WHAT TO WORK ON
Reproduce the records below exactly as given.

════

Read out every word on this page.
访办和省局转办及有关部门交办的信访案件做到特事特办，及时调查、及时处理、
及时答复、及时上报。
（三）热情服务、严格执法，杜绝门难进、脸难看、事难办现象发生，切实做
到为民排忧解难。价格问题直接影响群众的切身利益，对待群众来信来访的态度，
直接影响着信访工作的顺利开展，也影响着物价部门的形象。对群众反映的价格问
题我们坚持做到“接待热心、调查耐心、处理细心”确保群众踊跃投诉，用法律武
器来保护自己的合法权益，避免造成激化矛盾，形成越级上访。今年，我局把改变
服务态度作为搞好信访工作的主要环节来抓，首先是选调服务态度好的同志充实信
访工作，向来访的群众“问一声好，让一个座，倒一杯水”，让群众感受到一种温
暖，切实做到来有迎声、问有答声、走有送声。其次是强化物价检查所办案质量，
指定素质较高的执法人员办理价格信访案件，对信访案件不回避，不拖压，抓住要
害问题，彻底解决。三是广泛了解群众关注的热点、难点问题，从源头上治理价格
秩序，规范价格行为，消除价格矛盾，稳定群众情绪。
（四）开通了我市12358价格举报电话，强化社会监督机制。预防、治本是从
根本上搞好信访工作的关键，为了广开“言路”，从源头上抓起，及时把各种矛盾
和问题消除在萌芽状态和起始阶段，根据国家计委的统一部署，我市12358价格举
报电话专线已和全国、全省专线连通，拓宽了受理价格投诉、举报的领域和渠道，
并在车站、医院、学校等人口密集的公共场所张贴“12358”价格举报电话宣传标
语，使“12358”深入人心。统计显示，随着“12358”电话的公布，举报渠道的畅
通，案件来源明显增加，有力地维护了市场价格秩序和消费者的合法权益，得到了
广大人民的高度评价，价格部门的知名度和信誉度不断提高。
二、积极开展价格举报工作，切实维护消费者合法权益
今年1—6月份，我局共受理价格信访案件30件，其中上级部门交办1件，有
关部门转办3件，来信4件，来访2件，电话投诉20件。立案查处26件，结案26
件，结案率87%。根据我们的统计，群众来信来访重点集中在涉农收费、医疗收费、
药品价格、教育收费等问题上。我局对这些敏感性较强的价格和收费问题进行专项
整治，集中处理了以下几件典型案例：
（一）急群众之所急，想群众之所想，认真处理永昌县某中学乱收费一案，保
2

════

EXPECTED ANSWER
Read out every word on this page.
访办和省局转办及有关部门交办的信访案件做到特事特办，及时调查、及时处理、
及时答复、及时上报。
（三）热情服务、严格执法，杜绝门难进、脸难看、事难办现象发生，切实做
到为民排忧解难。价格问题直接影响群众的切身利益，对待群众来信来访的态度，
直接影响着信访工作的顺利开展，也影响着物价部门的形象。对群众反映的价格问
题我们坚持做到“接待热心、调查耐心、处理细心”确保群众踊跃投诉，用法律武
器来保护自己的合法权益，避免造成激化矛盾，形成越级上访。今年，我局把改变
服务态度作为搞好信访工作的主要环节来抓，首先是选调服务态度好的同志充实信
访工作，向来访的群众“问一声好，让一个座，倒一杯水”，让群众感受到一种温
暖，切实做到来有迎声、问有答声、走有送声。其次是强化物价检查所办案质量，
指定素质较高的执法人员办理价格信访案件，对信访案件不回避，不拖压，抓住要
害问题，彻底解决。三是广泛了解群众关注的热点、难点问题，从源头上治理价格
秩序，规范价格行为，消除价格矛盾，稳定群众情绪。
（四）开通了我市12358价格举报电话，强化社会监督机制。预防、治本是从
根本上搞好信访工作的关键，为了广开“言路”，从源头上抓起，及时把各种矛盾
和问题消除在萌芽状态和起始阶段，根据国家计委的统一部署，我市12358价格举
报电话专线已和全国、全省专线连通，拓宽了受理价格投诉、举报的领域和渠道，
并在车站、医院、学校等人口密集的公共场所张贴“12358”价格举报电话宣传标
语，使“12358”深入人心。统计显示，随着“12358”电话的公布，举报渠道的畅
通，案件来源明显增加，有力地维护了市场价格秩序和消费者的合法权益，得到了
广大人民的高度评价，价格部门的知名度和信誉度不断提高。
二、积极开展价格举报工作，切实维护消费者合法权益
今年1—6月份，我局共受理价格信访案件30件，其中上级部门交办1件，有
关部门转办3件，来信4件，来访2件，电话投诉20件。立案查处26件，结案26
件，结案率87%。根据我们的统计，群众来信来访重点集中在涉农收费、医疗收费、
药品价格、教育收费等问题上。我局对这些敏感性较强的价格和收费问题进行专项
整治，集中处理了以下几件典型案例：
（一）急群众之所急，想群众之所想，认真处理永昌县某中学乱收费一案，保
2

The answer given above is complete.